- Aim of the task:
Extract every line below, verbatim.

- Raw records:
---

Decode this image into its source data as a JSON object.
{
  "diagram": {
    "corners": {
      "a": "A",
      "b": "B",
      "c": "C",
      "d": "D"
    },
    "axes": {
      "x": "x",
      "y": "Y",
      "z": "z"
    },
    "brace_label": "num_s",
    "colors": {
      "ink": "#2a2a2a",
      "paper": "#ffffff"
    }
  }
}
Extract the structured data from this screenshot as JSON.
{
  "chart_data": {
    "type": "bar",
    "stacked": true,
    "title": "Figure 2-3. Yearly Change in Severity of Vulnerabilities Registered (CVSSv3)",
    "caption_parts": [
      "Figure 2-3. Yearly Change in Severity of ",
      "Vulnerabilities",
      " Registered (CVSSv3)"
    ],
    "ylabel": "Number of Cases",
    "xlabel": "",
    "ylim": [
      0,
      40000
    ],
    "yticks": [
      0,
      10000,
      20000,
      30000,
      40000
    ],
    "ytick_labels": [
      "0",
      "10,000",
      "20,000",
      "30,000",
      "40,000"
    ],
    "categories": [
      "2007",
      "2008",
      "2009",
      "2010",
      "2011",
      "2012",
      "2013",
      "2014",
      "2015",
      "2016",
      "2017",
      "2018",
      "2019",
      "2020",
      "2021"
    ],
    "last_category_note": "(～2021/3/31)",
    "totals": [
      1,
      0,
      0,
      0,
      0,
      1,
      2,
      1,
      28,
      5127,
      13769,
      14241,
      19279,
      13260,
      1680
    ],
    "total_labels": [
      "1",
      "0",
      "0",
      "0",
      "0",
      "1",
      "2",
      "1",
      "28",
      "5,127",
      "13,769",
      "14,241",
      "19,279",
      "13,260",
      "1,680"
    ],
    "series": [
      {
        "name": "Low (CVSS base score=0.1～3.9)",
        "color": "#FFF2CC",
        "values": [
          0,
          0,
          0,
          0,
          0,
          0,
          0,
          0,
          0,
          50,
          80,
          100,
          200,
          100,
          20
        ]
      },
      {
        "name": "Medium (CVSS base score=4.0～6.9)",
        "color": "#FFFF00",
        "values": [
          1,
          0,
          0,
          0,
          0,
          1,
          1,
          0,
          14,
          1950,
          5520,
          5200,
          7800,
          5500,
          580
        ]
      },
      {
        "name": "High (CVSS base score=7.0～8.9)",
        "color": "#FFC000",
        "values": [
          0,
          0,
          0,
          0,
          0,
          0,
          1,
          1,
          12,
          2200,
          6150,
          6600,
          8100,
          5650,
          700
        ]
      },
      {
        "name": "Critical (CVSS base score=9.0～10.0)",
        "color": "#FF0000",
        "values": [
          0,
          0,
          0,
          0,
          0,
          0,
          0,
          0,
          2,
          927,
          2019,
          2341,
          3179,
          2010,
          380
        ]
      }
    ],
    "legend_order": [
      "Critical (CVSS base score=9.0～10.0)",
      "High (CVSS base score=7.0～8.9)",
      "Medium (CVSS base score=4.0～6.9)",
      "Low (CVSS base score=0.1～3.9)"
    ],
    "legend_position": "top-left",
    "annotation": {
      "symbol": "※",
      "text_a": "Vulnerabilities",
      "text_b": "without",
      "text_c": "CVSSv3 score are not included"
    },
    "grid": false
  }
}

---

- Answer to this problem:
Decode this image into its source data as a JSON object.
{
  "diagram": {
    "corners": {
      "a": "A",
      "b": "B",
      "c": "C",
      "d": "D"
    },
    "axes": {
      "x": "x",
      "y": "Y",
      "z": "z"
    },
    "brace_label": "num_s",
    "colors": {
      "ink": "#2a2a2a",
      "paper": "#ffffff"
    }
  }
}
Extract the structured data from this screenshot as JSON.
{
  "chart_data": {
    "type": "bar",
    "stacked": true,
    "title": "Figure 2-3. Yearly Change in Severity of Vulnerabilities Registered (CVSSv3)",
    "caption_parts": [
      "Figure 2-3. Yearly Change in Severity of ",
      "Vulnerabilities",
      " Registered (CVSSv3)"
    ],
    "ylabel": "Number of Cases",
    "xlabel": "",
    "ylim": [
      0,
      40000
    ],
    "yticks": [
      0,
      10000,
      20000,
      30000,
      40000
    ],
    "ytick_labels": [
      "0",
      "10,000",
      "20,000",
      "30,000",
      "40,000"
    ],
    "categories": [
      "2007",
      "2008",
      "2009",
      "2010",
      "2011",
      "2012",
      "2013",
      "2014",
      "2015",
      "2016",
      "2017",
      "2018",
      "2019",
      "2020",
      "2021"
    ],
    "last_category_note": "(～2021/3/31)",
    "totals": [
      1,
      0,
      0,
      0,
      0,
      1,
      2,
      1,
      28,
      5127,
      13769,
      14241,
      19279,
      13260,
      1680
    ],
    "total_labels": [
      "1",
      "0",
      "0",
      "0",
      "0",
      "1",
      "2",
      "1",
      "28",
      "5,127",
      "13,769",
      "14,241",
      "19,279",
      "13,260",
      "1,680"
    ],
    "series": [
      {
        "name": "Low (CVSS base score=0.1～3.9)",
        "color": "#FFF2CC",
        "values": [
          0,
          0,
          0,
          0,
          0,
          0,
          0,
          0,
          0,
          50,
          80,
          100,
          200,
          100,
          20
        ]
      },
      {
        "name": "Medium (CVSS base score=4.0～6.9)",
        "color": "#FFFF00",
        "values": [
          1,
          0,
          0,
          0,
          0,
          1,
          1,
          0,
          14,
          1950,
          5520,
          5200,
          7800,
          5500,
          580
        ]
      },
      {
        "name": "High (CVSS base score=7.0～8.9)",
        "color": "#FFC000",
        "values": [
          0,
          0,
          0,
          0,
          0,
          0,
          1,
          1,
          12,
          2200,
          6150,
          6600,
          8100,
          5650,
          700
        ]
      },
      {
        "name": "Critical (CVSS base score=9.0～10.0)",
        "color": "#FF0000",
        "values": [
          0,
          0,
          0,
          0,
          0,
          0,
          0,
          0,
          2,
          927,
          2019,
          2341,
          3179,
          2010,
          380
        ]
      }
    ],
    "legend_order": [
      "Critical (CVSS base score=9.0～10.0)",
      "High (CVSS base score=7.0～8.9)",
      "Medium (CVSS base score=4.0～6.9)",
      "Low (CVSS base score=0.1～3.9)"
    ],
    "legend_position": "top-left",
    "annotation": {
      "symbol": "※",
      "text_a": "Vulnerabilities",
      "text_b": "without",
      "text_c": "CVSSv3 score are not included"
    },
    "grid": false
  }
}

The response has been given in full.